> _WORK TO COMPLETE_:
The records below hold pictures; please leave those out and retype the rest exactly.

#### MATERIALS PROVIDED

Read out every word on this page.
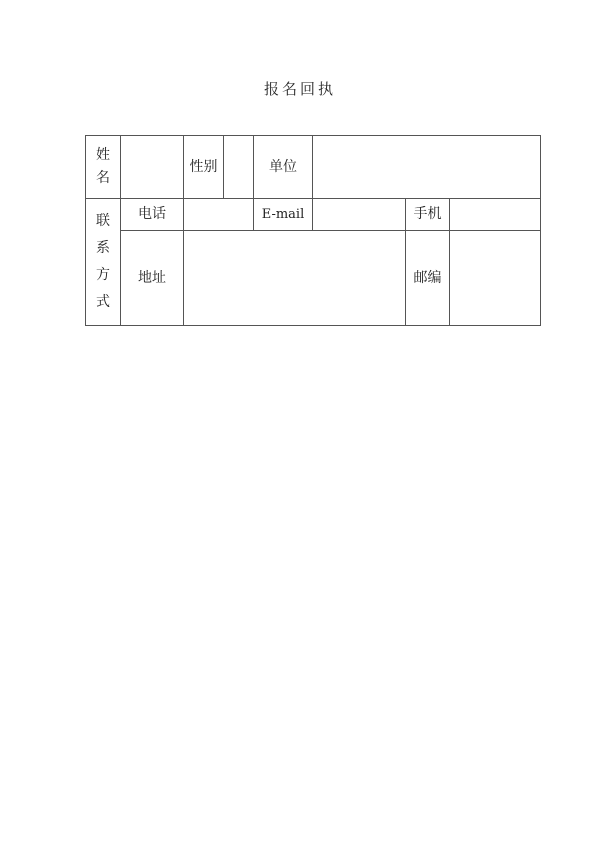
报名回执
姓
名		性别		单位			

联
系
方
式	电话			E-mail		手机	
	地址					邮编	
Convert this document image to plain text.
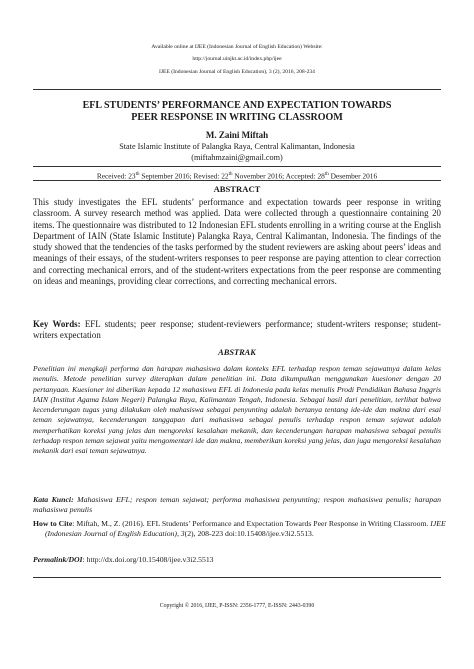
Available online at IJEE (Indonesian Journal of English Education) Website:
http://journal.uinjkt.ac.id/index.php/ijee
IJEE (Indonesian Journal of English Education), 3 (2), 2016, 208-234
EFL STUDENTS’ PERFORMANCE AND EXPECTATION TOWARDS
PEER RESPONSE IN WRITING CLASSROOM
M. Zaini Miftah
State Islamic Institute of Palangka Raya, Central Kalimantan, Indonesia
(miftahmzaini@gmail.com)
Received: 23th September 2016; Revised: 22th November 2016; Accepted: 28th Desember 2016
ABSTRACT
This study investigates the EFL students’ performance and expectation towards peer response in writing classroom. A survey research method was applied. Data were collected through a questionnaire containing 20 items. The questionnaire was distributed to 12 Indonesian EFL students enrolling in a writing course at the English Department of IAIN (State Islamic Institute) Palangka Raya, Central Kalimantan, Indonesia. The findings of the study showed that the tendencies of the tasks performed by the student reviewers are asking about peers’ ideas and meanings of their essays, of the student-writers responses to peer response are paying attention to clear correction and correcting mechanical errors, and of the student-writers expectations from the peer response are commenting on ideas and meanings, providing clear corrections, and correcting mechanical errors.
Key Words: EFL students; peer response; student-reviewers performance; student-writers response; student-writers expectation
ABSTRAK
Penelitian ini mengkaji performa dan harapan mahasiswa dalam konteks EFL terhadap respon teman sejawatnya dalam kelas menulis. Metode penelitian survey diterapkan dalam penelitian ini. Data dikumpulkan menggunakan kuesioner dengan 20 pertanyaan. Kuesioner ini diberikan kepada 12 mahasiswa EFL di Indonesia pada kelas menulis Prodi Pendidikan Bahasa Inggris IAIN (Institut Agama Islam Negeri) Palangka Raya, Kalimantan Tengah, Indonesia. Sebagai hasil dari penelitian, terlihat bahwa kecenderungan tugas yang dilakukan oleh mahasiswa sebagai penyunting adalah bertanya tentang ide-ide dan makna dari esai teman sejawatnya, kecenderungan tanggapan dari mahasiswa sebagai penulis terhadap respon teman sejawat adalah memperhatikan koreksi yang jelas dan mengoreksi kesalahan mekanik, dan kecenderungan harapan mahasiswa sebagai penulis terhadap respon teman sejawat yaitu mengomentari ide dan makna, memberikan koreksi yang jelas, dan juga mengoreksi kesalahan mekanik dari esai teman sejawatnya.
Kata Kunci: Mahasiswa EFL; respon teman sejawat; performa mahasiswa penyunting; respon mahasiswa penulis; harapan mahasiswa penulis
How to Cite: Miftah, M., Z. (2016). EFL Students’ Performance and Expectation Towards Peer Response in Writing Classroom. IJEE (Indonesian Journal of English Education), 3(2), 208-223 doi:10.15408/ijee.v3i2.5513.
Permalink/DOI: http://dx.doi.org/10.15408/ijee.v3i2.5513
Copyright © 2016, IJEE, P-ISSN: 2356-1777, E-ISSN: 2443-0390
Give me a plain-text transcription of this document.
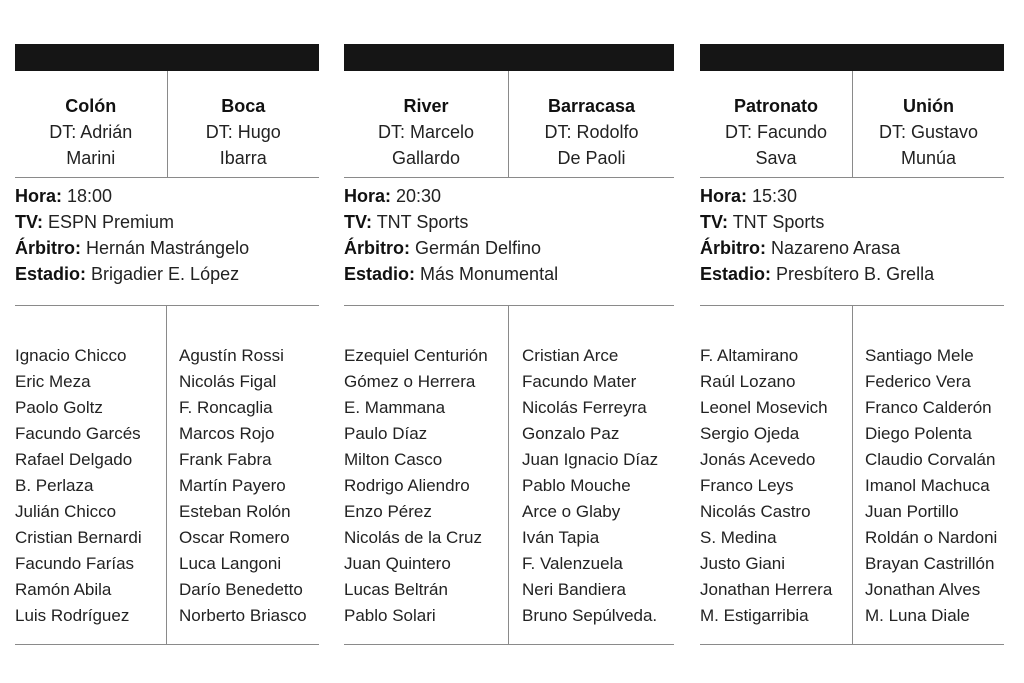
Colón
DT: Adrián
Marini
Boca
DT: Hugo
Ibarra
Hora: 18:00
TV: ESPN Premium
Árbitro: Hernán Mastrángelo
Estadio: Brigadier E. López
Ignacio Chicco
Eric Meza
Paolo Goltz
Facundo Garcés
Rafael Delgado
B. Perlaza
Julián Chicco
Cristian Bernardi
Facundo Farías
Ramón Abila
Luis Rodríguez
Agustín Rossi
Nicolás Figal
F. Roncaglia
Marcos Rojo
Frank Fabra
Martín Payero
Esteban Rolón
Oscar Romero
Luca Langoni
Darío Benedetto
Norberto Briasco
River
DT: Marcelo
Gallardo
Barracasa
DT: Rodolfo
De Paoli
Hora: 20:30
TV: TNT Sports
Árbitro: Germán Delfino
Estadio: Más Monumental
Ezequiel Centurión
Gómez o Herrera
E. Mammana
Paulo Díaz
Milton Casco
Rodrigo Aliendro
Enzo Pérez
Nicolás de la Cruz
Juan Quintero
Lucas Beltrán
Pablo Solari
Cristian Arce
Facundo Mater
Nicolás Ferreyra
Gonzalo Paz
Juan Ignacio Díaz
Pablo Mouche
Arce o Glaby
Iván Tapia
F. Valenzuela
Neri Bandiera
Bruno Sepúlveda.
Patronato
DT: Facundo
Sava
Unión
DT: Gustavo
Munúa
Hora: 15:30
TV: TNT Sports
Árbitro: Nazareno Arasa
Estadio: Presbítero B. Grella
F. Altamirano
Raúl Lozano
Leonel Mosevich
Sergio Ojeda
Jonás Acevedo
Franco Leys
Nicolás Castro
S. Medina
Justo Giani
Jonathan Herrera
M. Estigarribia
Santiago Mele
Federico Vera
Franco Calderón
Diego Polenta
Claudio Corvalán
Imanol Machuca
Juan Portillo
Roldán o Nardoni
Brayan Castrillón
Jonathan Alves
M. Luna Diale
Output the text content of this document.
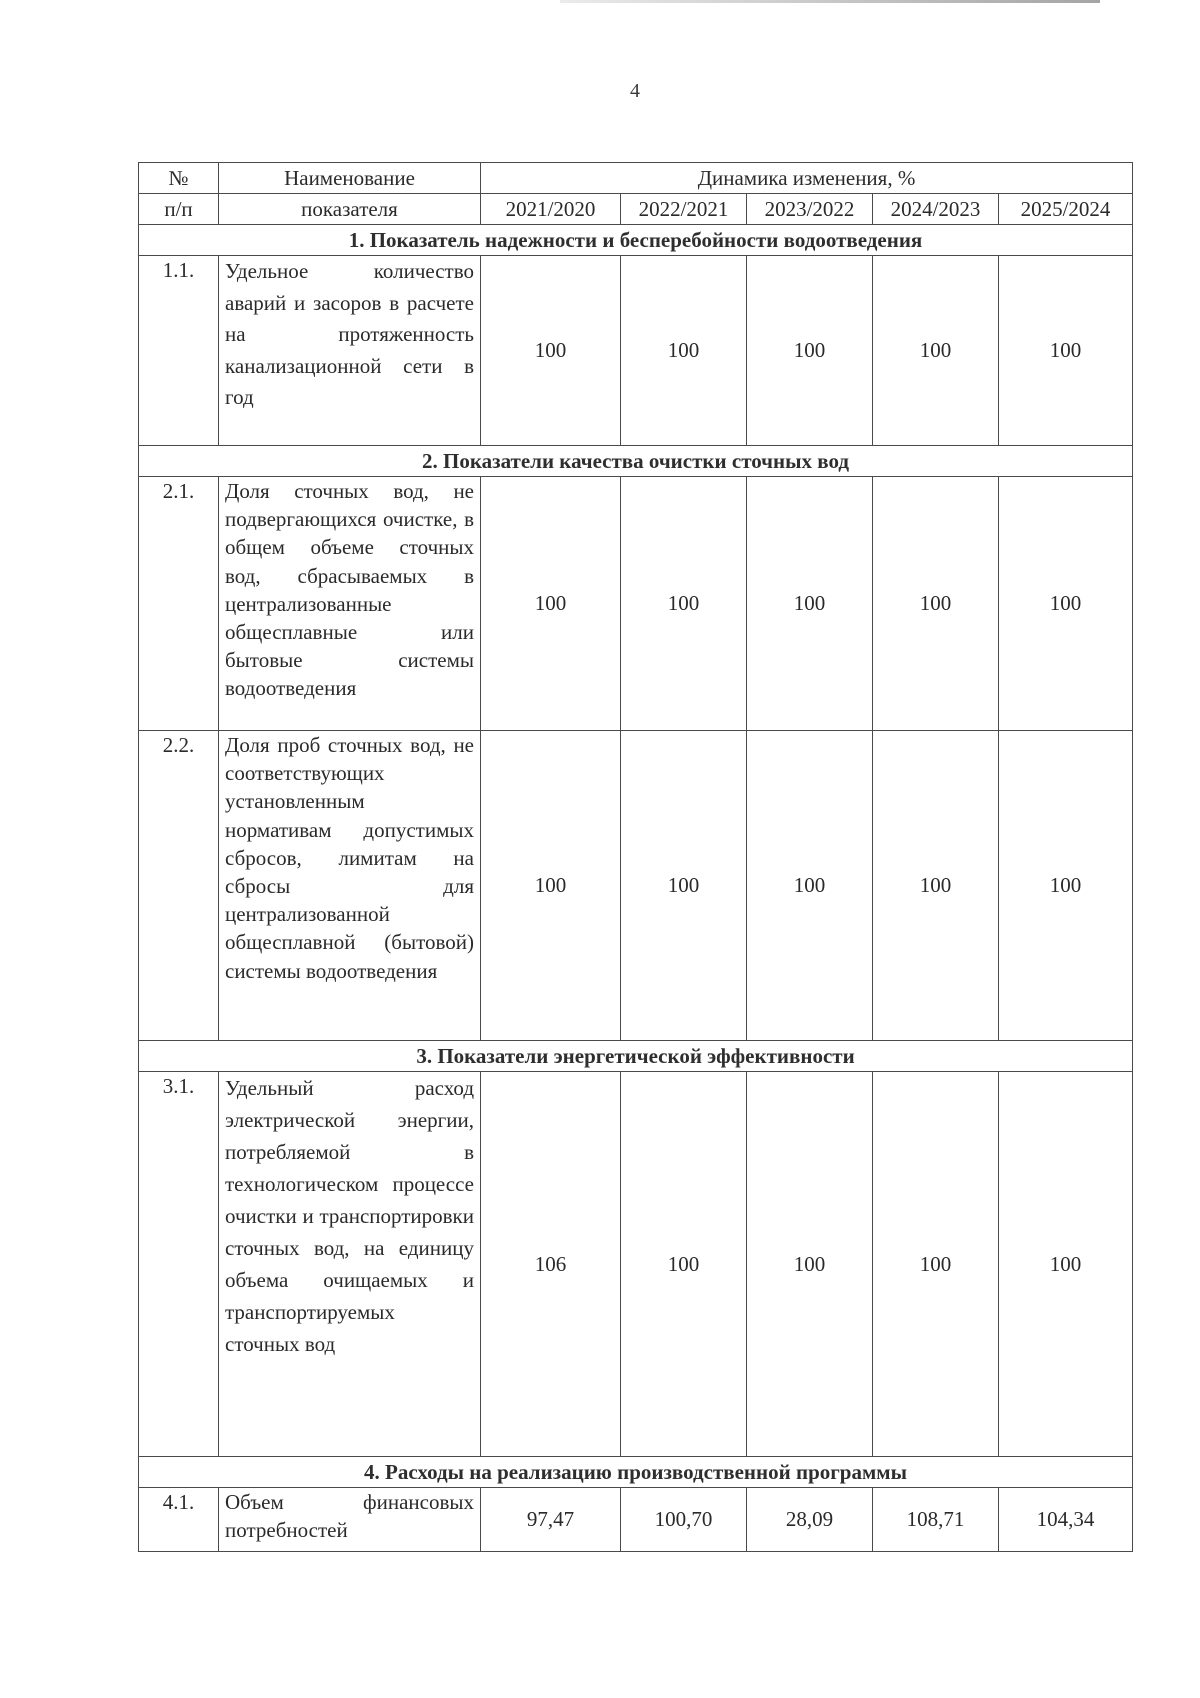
4
№	Наименование	Динамика изменения, %				
п/п	показателя	2021/2020	2022/2021	2023/2022	2024/2023	2025/2024
1. Показатель надежности и бесперебойности водоотведения						
1.1.	Удельное количество аварий и засоров в расчете на протяженность канализационной сети в год	100	100	100	100	100
2. Показатели качества очистки сточных вод						
2.1.	Доля сточных вод, не подвергающихся очистке, в общем объеме сточных вод, сбрасываемых в централизованные общесплавные или бытовые системы водоотведения	100	100	100	100	100
2.2.	Доля проб сточных вод, не соответствующих установленным нормативам допустимых сбросов, лимитам на сбросы для централизованной общесплавной (бытовой) системы водоотведения	100	100	100	100	100
3. Показатели энергетической эффективности						
3.1.	Удельный расход электрической энергии, потребляемой в технологическом процессе очистки и транспортировки сточных вод, на единицу объема очищаемых и транспортируемых сточных вод	106	100	100	100	100
4. Расходы на реализацию производственной программы						
4.1.	Объем финансовых потребностей	97,47	100,70	28,09	108,71	104,34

########

> _EXERCISE RESULT_:
Read out every word on this page.
报名回执
姓
名		性别		单位			

联
系
方
式	电话			E-mail		手机	
	地址					邮编	
Convert this document image to plain text.
Available online at IJEE (Indonesian Journal of English Education) Website:
http://journal.uinjkt.ac.id/index.php/ijee
IJEE (Indonesian Journal of English Education), 3 (2), 2016, 208-234
EFL STUDENTS’ PERFORMANCE AND EXPECTATION TOWARDS
PEER RESPONSE IN WRITING CLASSROOM
M. Zaini Miftah
State Islamic Institute of Palangka Raya, Central Kalimantan, Indonesia
(miftahmzaini@gmail.com)
Received: 23th September 2016; Revised: 22th November 2016; Accepted: 28th Desember 2016
ABSTRACT
This study investigates the EFL students’ performance and expectation towards peer response in writing classroom. A survey research method was applied. Data were collected through a questionnaire containing 20 items. The questionnaire was distributed to 12 Indonesian EFL students enrolling in a writing course at the English Department of IAIN (State Islamic Institute) Palangka Raya, Central Kalimantan, Indonesia. The findings of the study showed that the tendencies of the tasks performed by the student reviewers are asking about peers’ ideas and meanings of their essays, of the student-writers responses to peer response are paying attention to clear correction and correcting mechanical errors, and of the student-writers expectations from the peer response are commenting on ideas and meanings, providing clear corrections, and correcting mechanical errors.
Key Words: EFL students; peer response; student-reviewers performance; student-writers response; student-writers expectation
ABSTRAK
Penelitian ini mengkaji performa dan harapan mahasiswa dalam konteks EFL terhadap respon teman sejawatnya dalam kelas menulis. Metode penelitian survey diterapkan dalam penelitian ini. Data dikumpulkan menggunakan kuesioner dengan 20 pertanyaan. Kuesioner ini diberikan kepada 12 mahasiswa EFL di Indonesia pada kelas menulis Prodi Pendidikan Bahasa Inggris IAIN (Institut Agama Islam Negeri) Palangka Raya, Kalimantan Tengah, Indonesia. Sebagai hasil dari penelitian, terlihat bahwa kecenderungan tugas yang dilakukan oleh mahasiswa sebagai penyunting adalah bertanya tentang ide-ide dan makna dari esai teman sejawatnya, kecenderungan tanggapan dari mahasiswa sebagai penulis terhadap respon teman sejawat adalah memperhatikan koreksi yang jelas dan mengoreksi kesalahan mekanik, dan kecenderungan harapan mahasiswa sebagai penulis terhadap respon teman sejawat yaitu mengomentari ide dan makna, memberikan koreksi yang jelas, dan juga mengoreksi kesalahan mekanik dari esai teman sejawatnya.
Kata Kunci: Mahasiswa EFL; respon teman sejawat; performa mahasiswa penyunting; respon mahasiswa penulis; harapan mahasiswa penulis
How to Cite: Miftah, M., Z. (2016). EFL Students’ Performance and Expectation Towards Peer Response in Writing Classroom. IJEE (Indonesian Journal of English Education), 3(2), 208-223 doi:10.15408/ijee.v3i2.5513.
Permalink/DOI: http://dx.doi.org/10.15408/ijee.v3i2.5513
Copyright © 2016, IJEE, P-ISSN: 2356-1777, E-ISSN: 2443-0390
Give me a plain-text transcription of this document.
Colón
DT: Adrián
Marini
Boca
DT: Hugo
Ibarra
Hora: 18:00
TV: ESPN Premium
Árbitro: Hernán Mastrángelo
Estadio: Brigadier E. López
Ignacio Chicco
Eric Meza
Paolo Goltz
Facundo Garcés
Rafael Delgado
B. Perlaza
Julián Chicco
Cristian Bernardi
Facundo Farías
Ramón Abila
Luis Rodríguez
Agustín Rossi
Nicolás Figal
F. Roncaglia
Marcos Rojo
Frank Fabra
Martín Payero
Esteban Rolón
Oscar Romero
Luca Langoni
Darío Benedetto
Norberto Briasco
River
DT: Marcelo
Gallardo
Barracasa
DT: Rodolfo
De Paoli
Hora: 20:30
TV: TNT Sports
Árbitro: Germán Delfino
Estadio: Más Monumental
Ezequiel Centurión
Gómez o Herrera
E. Mammana
Paulo Díaz
Milton Casco
Rodrigo Aliendro
Enzo Pérez
Nicolás de la Cruz
Juan Quintero
Lucas Beltrán
Pablo Solari
Cristian Arce
Facundo Mater
Nicolás Ferreyra
Gonzalo Paz
Juan Ignacio Díaz
Pablo Mouche
Arce o Glaby
Iván Tapia
F. Valenzuela
Neri Bandiera
Bruno Sepúlveda.
Patronato
DT: Facundo
Sava
Unión
DT: Gustavo
Munúa
Hora: 15:30
TV: TNT Sports
Árbitro: Nazareno Arasa
Estadio: Presbítero B. Grella
F. Altamirano
Raúl Lozano
Leonel Mosevich
Sergio Ojeda
Jonás Acevedo
Franco Leys
Nicolás Castro
S. Medina
Justo Giani
Jonathan Herrera
M. Estigarribia
Santiago Mele
Federico Vera
Franco Calderón
Diego Polenta
Claudio Corvalán
Imanol Machuca
Juan Portillo
Roldán o Nardoni
Brayan Castrillón
Jonathan Alves
M. Luna Diale
Output the text content of this document.
4
№	Наименование	Динамика изменения, %				
п/п	показателя	2021/2020	2022/2021	2023/2022	2024/2023	2025/2024
1. Показатель надежности и бесперебойности водоотведения						
1.1.	Удельное количество аварий и засоров в расчете на протяженность канализационной сети в год	100	100	100	100	100
2. Показатели качества очистки сточных вод						
2.1.	Доля сточных вод, не подвергающихся очистке, в общем объеме сточных вод, сбрасываемых в централизованные общесплавные или бытовые системы водоотведения	100	100	100	100	100
2.2.	Доля проб сточных вод, не соответствующих установленным нормативам допустимых сбросов, лимитам на сбросы для централизованной общесплавной (бытовой) системы водоотведения	100	100	100	100	100
3. Показатели энергетической эффективности						
3.1.	Удельный расход электрической энергии, потребляемой в технологическом процессе очистки и транспортировки сточных вод, на единицу объема очищаемых и транспортируемых сточных вод	106	100	100	100	100
4. Расходы на реализацию производственной программы						
4.1.	Объем финансовых потребностей	97,47	100,70	28,09	108,71	104,34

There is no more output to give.